(Dataset records)
——————————
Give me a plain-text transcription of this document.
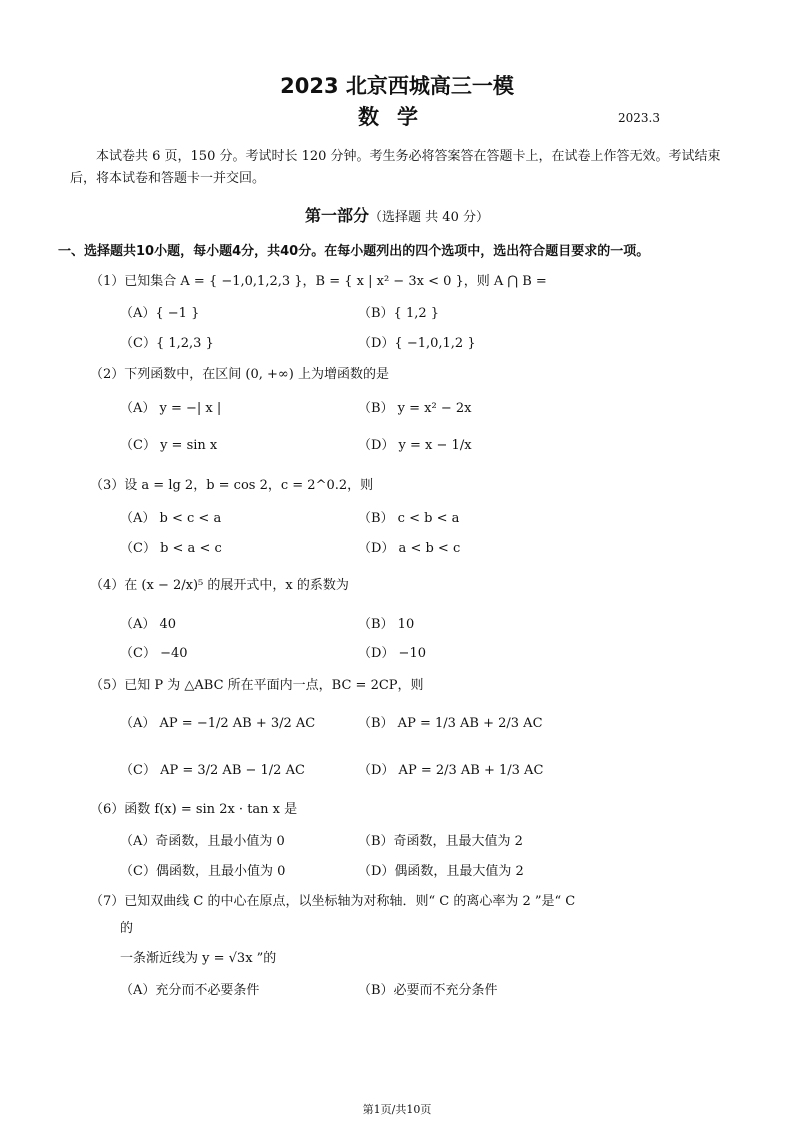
2023 北京西城高三一模
数学	2023.3
本试卷共 6 页，150 分。考试时长 120 分钟。考生务必将答案答在答题卡上，在试卷上作答无效。考试结束后，将本试卷和答题卡一并交回。
第一部分（选择题 共 40 分）
一、选择题共10小题，每小题4分，共40分。在每小题列出的四个选项中，选出符合题目要求的一项。
（1）已知集合 A = { −1,0,1,2,3 }，B = { x | x² − 3x < 0 }，则 A ⋂ B =
（A）{ −1 }	（B）{ 1,2 }
（C）{ 1,2,3 }	（D）{ −1,0,1,2 }
（2）下列函数中，在区间 (0, +∞) 上为增函数的是
（A） y = −| x |	（B） y = x² − 2x
（C） y = sin x	（D） y = x − 1/x
（3）设 a = lg 2，b = cos 2，c = 2^0.2，则
（A） b < c < a	（B） c < b < a
（C） b < a < c	（D） a < b < c
（4）在 (x − 2/x)⁵ 的展开式中，x 的系数为
（A） 40	（B） 10
（C） −40	（D） −10
（5）已知 P 为 △ABC 所在平面内一点，BC = 2CP，则
（A） AP = −1/2 AB + 3/2 AC	（B） AP = 1/3 AB + 2/3 AC
（C） AP = 3/2 AB − 1/2 AC	（D） AP = 2/3 AB + 1/3 AC
（6）函数 f(x) = sin 2x · tan x 是
（A）奇函数，且最小值为 0	（B）奇函数，且最大值为 2
（C）偶函数，且最小值为 0	（D）偶函数，且最大值为 2
（7）已知双曲线 C 的中心在原点，以坐标轴为对称轴．则“ C 的离心率为 2 ”是“ C
的
一条渐近线为 y = √3x ”的
（A）充分而不必要条件	（B）必要而不充分条件
第1页/共10页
——————————
== EXERCISE GOAL ==
Write out the data precisely as given, excluding the pictures.

== WORKED ANSWER ==
Give me a plain-text transcription of this document.
2023 北京西城高三一模
数学	2023.3
本试卷共 6 页，150 分。考试时长 120 分钟。考生务必将答案答在答题卡上，在试卷上作答无效。考试结束后，将本试卷和答题卡一并交回。
第一部分（选择题 共 40 分）
一、选择题共10小题，每小题4分，共40分。在每小题列出的四个选项中，选出符合题目要求的一项。
（1）已知集合 A = { −1,0,1,2,3 }，B = { x | x² − 3x < 0 }，则 A ⋂ B =
（A）{ −1 }	（B）{ 1,2 }
（C）{ 1,2,3 }	（D）{ −1,0,1,2 }
（2）下列函数中，在区间 (0, +∞) 上为增函数的是
（A） y = −| x |	（B） y = x² − 2x
（C） y = sin x	（D） y = x − 1/x
（3）设 a = lg 2，b = cos 2，c = 2^0.2，则
（A） b < c < a	（B） c < b < a
（C） b < a < c	（D） a < b < c
（4）在 (x − 2/x)⁵ 的展开式中，x 的系数为
（A） 40	（B） 10
（C） −40	（D） −10
（5）已知 P 为 △ABC 所在平面内一点，BC = 2CP，则
（A） AP = −1/2 AB + 3/2 AC	（B） AP = 1/3 AB + 2/3 AC
（C） AP = 3/2 AB − 1/2 AC	（D） AP = 2/3 AB + 1/3 AC
（6）函数 f(x) = sin 2x · tan x 是
（A）奇函数，且最小值为 0	（B）奇函数，且最大值为 2
（C）偶函数，且最小值为 0	（D）偶函数，且最大值为 2
（7）已知双曲线 C 的中心在原点，以坐标轴为对称轴．则“ C 的离心率为 2 ”是“ C
的
一条渐近线为 y = √3x ”的
（A）充分而不必要条件	（B）必要而不充分条件
第1页/共10页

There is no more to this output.